### ФРАГМЕНТ СТРАНИЦЫ
......
Всегда сердечно преданный Вам.
15
У. Г. УИЛСУ *
Тэвисток-хаус,
, 13 апреля 1855 г.
Мой дорогой Уилс,
Посылаю Вам экземпляр с поправками, внесенными в "Тысячу и одно жульничество". Проследите за пунктуацией "Солдатских жен".
Считаете ли Вы, что прилагаемое мною письмо принадлежит перу того самого мистера Холта? Верните мне его, присовокупив Ваше "да" или "нет".
Возвращаю Вашу рукопись, которую я внимательно прочитал. Она небезынтересна, но, на мои взгляд, обладает одним существенным недостатком, с которым я ничего не могу поделать.
Все действие подчинено Вашему замыслу, и люди не живут сами по себе. Я вижу и слышу, как вертятся колесики, люди же одушевлены лишь настолько, насколько это требуется для развития сюжета, однако в них не больше жизни, чем в движущихся восковых фигурках. Мне очень трудно сказать, в чем тут дело, так как все это постигается лишь чутьем, однако постараюсь пояснить Вам свою мысль на двух небольших примерах. Если бы сцена с умирающей была сделана как следует, то разговор героини с мальчиком стал бы естественной частью этой сцены и никоим образом не мог бы испортить ее; какова бы ни была тема этого разговора, он неизбежно был бы связан в представлении читателя с женщиной, лежащей на кровати, и постепенно подготовил бы его к приближающейся развязке. Если бы мальчик на империале вышел у Вас натуральным, то была бы натуральной и его болезнь, и читатель соответствующим образом воспринял бы ее. Однако получилось так, что разговор у постели мешает линии умирающей, умирающая мешает разговору и они никак друг с другом не сочетаются. Ясно также, что мальчик заболевает потому, что это нужно Вам, автору, ибо если бы не несколько относящихся к нему строк в конце главы, читателю и в голову бы не пришло, что с ним что-то случилось. Те же возражения относятся к Вашему сэру Лестеру Дедлоку и к Вашему мистеру Талкингхорну. А вся вступительная часть чрезмерно растянута без всякой необходимости.
......
[Записи коллекции]
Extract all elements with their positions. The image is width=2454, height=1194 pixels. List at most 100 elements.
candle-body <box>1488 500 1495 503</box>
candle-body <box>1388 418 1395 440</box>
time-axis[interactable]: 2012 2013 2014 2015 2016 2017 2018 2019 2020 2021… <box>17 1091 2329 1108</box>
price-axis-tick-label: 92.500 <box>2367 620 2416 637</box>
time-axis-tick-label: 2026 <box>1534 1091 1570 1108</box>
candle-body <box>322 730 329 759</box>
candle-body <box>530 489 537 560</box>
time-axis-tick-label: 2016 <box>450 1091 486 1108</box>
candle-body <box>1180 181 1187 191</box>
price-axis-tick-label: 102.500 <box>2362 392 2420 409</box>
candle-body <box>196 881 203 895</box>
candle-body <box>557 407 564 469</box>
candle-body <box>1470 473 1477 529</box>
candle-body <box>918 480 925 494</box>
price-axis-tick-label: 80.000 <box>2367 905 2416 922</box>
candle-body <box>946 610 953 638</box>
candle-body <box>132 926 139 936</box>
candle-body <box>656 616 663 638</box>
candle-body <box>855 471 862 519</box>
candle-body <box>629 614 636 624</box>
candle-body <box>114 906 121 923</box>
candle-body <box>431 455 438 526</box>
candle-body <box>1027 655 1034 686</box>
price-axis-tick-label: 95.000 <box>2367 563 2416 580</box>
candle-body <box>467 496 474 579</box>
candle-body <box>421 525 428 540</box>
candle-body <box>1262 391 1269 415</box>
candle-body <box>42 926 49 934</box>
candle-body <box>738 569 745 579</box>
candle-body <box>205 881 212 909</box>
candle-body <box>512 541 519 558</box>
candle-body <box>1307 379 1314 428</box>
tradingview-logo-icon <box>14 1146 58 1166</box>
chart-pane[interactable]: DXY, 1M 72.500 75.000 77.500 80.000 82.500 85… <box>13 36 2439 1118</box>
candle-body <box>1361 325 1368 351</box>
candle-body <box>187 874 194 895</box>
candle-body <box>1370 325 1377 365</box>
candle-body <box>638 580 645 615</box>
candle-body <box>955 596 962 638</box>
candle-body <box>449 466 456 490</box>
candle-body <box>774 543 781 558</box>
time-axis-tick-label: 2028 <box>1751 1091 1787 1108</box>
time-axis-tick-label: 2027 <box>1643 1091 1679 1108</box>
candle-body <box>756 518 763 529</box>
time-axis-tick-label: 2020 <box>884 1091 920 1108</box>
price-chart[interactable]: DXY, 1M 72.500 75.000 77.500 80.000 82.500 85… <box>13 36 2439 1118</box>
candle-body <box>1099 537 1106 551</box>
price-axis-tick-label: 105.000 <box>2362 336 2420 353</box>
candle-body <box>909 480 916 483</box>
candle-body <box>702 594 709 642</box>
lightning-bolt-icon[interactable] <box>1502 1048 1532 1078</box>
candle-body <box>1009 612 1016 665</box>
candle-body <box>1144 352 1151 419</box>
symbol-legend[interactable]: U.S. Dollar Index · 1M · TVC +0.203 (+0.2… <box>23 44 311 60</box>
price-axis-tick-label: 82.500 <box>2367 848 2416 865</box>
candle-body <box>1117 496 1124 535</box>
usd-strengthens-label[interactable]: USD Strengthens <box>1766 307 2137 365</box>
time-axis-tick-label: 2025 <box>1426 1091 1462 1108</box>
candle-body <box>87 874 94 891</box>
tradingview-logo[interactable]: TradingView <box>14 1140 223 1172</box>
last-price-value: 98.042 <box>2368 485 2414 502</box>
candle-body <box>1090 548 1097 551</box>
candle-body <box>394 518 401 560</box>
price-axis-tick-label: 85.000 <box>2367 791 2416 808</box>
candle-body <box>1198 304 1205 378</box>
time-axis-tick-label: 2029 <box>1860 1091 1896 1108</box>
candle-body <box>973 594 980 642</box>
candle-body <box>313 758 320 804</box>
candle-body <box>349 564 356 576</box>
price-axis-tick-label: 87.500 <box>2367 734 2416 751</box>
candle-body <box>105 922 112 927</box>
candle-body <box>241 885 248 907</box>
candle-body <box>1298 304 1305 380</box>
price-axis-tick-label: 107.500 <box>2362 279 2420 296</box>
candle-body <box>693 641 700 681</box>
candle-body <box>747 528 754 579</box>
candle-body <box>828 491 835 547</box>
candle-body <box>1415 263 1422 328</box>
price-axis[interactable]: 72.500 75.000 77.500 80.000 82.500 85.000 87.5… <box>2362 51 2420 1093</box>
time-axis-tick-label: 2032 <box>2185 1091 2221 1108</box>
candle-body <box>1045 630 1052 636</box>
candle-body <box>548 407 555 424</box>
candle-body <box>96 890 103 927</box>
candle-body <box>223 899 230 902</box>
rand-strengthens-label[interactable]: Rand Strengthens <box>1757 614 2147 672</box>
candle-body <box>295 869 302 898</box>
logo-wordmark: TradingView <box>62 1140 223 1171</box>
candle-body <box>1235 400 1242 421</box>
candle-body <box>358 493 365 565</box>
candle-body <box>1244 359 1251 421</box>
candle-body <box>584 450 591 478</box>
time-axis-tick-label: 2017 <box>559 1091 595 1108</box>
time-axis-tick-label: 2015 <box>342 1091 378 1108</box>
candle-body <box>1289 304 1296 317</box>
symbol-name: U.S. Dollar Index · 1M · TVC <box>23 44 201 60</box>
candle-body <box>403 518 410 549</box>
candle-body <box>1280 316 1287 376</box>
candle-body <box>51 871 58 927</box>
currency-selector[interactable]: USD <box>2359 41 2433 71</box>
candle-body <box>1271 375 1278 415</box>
......
### ЗАДАНИЯ
a) К каким персонажам, согласно письму Уилсу, относятся те же возражения?
b) Перепишите из письма Уилсу отрывок от слов «Возвращаю Вашу рукопись, которую» до слов «не могу поделать.» включительно.

### ОТВЕТЫ ПО ЗАДАНИЯМ
a) К сэру Лестеру Дедлоку и мистеру Талкингхорну.

b)
Возвращаю Вашу рукопись, которую я внимательно прочитал. Она небезынтересна, но, на мои взгляд, обладает одним существенным недостатком, с которым я ничего не могу поделать.